## What to do
The listing beneath should be written out in full, exactly as shown.

### Data supplied

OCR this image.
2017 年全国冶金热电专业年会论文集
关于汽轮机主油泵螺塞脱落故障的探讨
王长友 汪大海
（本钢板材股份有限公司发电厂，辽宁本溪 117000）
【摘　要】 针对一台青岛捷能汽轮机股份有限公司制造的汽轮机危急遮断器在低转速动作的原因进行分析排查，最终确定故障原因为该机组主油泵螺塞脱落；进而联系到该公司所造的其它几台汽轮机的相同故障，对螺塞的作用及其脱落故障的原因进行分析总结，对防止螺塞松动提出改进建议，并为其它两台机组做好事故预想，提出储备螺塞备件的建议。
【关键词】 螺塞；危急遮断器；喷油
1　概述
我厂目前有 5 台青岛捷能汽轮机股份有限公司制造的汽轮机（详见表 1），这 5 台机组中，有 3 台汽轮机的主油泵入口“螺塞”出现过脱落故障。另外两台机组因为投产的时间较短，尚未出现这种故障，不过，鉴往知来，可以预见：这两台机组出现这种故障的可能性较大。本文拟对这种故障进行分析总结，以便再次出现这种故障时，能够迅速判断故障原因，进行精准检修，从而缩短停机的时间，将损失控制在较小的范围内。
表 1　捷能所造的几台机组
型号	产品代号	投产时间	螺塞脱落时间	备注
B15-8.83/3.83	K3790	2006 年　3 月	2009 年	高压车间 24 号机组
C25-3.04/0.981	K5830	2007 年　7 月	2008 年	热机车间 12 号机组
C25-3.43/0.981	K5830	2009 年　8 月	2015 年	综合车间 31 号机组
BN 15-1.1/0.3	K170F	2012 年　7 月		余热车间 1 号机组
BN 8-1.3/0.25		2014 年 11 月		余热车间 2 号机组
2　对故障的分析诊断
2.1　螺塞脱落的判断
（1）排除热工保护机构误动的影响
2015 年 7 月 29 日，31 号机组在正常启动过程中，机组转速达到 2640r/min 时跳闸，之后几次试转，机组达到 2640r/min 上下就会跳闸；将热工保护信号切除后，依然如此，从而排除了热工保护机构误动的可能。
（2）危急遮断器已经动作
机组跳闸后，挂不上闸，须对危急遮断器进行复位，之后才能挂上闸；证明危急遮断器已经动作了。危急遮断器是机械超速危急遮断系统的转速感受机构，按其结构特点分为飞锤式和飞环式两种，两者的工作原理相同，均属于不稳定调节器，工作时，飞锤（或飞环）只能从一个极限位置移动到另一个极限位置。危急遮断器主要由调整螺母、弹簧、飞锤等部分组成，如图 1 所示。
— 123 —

######

## Solved exercise
OCR this image.
2017 年全国冶金热电专业年会论文集
关于汽轮机主油泵螺塞脱落故障的探讨
王长友 汪大海
（本钢板材股份有限公司发电厂，辽宁本溪 117000）
【摘　要】 针对一台青岛捷能汽轮机股份有限公司制造的汽轮机危急遮断器在低转速动作的原因进行分析排查，最终确定故障原因为该机组主油泵螺塞脱落；进而联系到该公司所造的其它几台汽轮机的相同故障，对螺塞的作用及其脱落故障的原因进行分析总结，对防止螺塞松动提出改进建议，并为其它两台机组做好事故预想，提出储备螺塞备件的建议。
【关键词】 螺塞；危急遮断器；喷油
1　概述
我厂目前有 5 台青岛捷能汽轮机股份有限公司制造的汽轮机（详见表 1），这 5 台机组中，有 3 台汽轮机的主油泵入口“螺塞”出现过脱落故障。另外两台机组因为投产的时间较短，尚未出现这种故障，不过，鉴往知来，可以预见：这两台机组出现这种故障的可能性较大。本文拟对这种故障进行分析总结，以便再次出现这种故障时，能够迅速判断故障原因，进行精准检修，从而缩短停机的时间，将损失控制在较小的范围内。
表 1　捷能所造的几台机组
型号	产品代号	投产时间	螺塞脱落时间	备注
B15-8.83/3.83	K3790	2006 年　3 月	2009 年	高压车间 24 号机组
C25-3.04/0.981	K5830	2007 年　7 月	2008 年	热机车间 12 号机组
C25-3.43/0.981	K5830	2009 年　8 月	2015 年	综合车间 31 号机组
BN 15-1.1/0.3	K170F	2012 年　7 月		余热车间 1 号机组
BN 8-1.3/0.25		2014 年 11 月		余热车间 2 号机组
2　对故障的分析诊断
2.1　螺塞脱落的判断
（1）排除热工保护机构误动的影响
2015 年 7 月 29 日，31 号机组在正常启动过程中，机组转速达到 2640r/min 时跳闸，之后几次试转，机组达到 2640r/min 上下就会跳闸；将热工保护信号切除后，依然如此，从而排除了热工保护机构误动的可能。
（2）危急遮断器已经动作
机组跳闸后，挂不上闸，须对危急遮断器进行复位，之后才能挂上闸；证明危急遮断器已经动作了。危急遮断器是机械超速危急遮断系统的转速感受机构，按其结构特点分为飞锤式和飞环式两种，两者的工作原理相同，均属于不稳定调节器，工作时，飞锤（或飞环）只能从一个极限位置移动到另一个极限位置。危急遮断器主要由调整螺母、弹簧、飞锤等部分组成，如图 1 所示。
— 123 —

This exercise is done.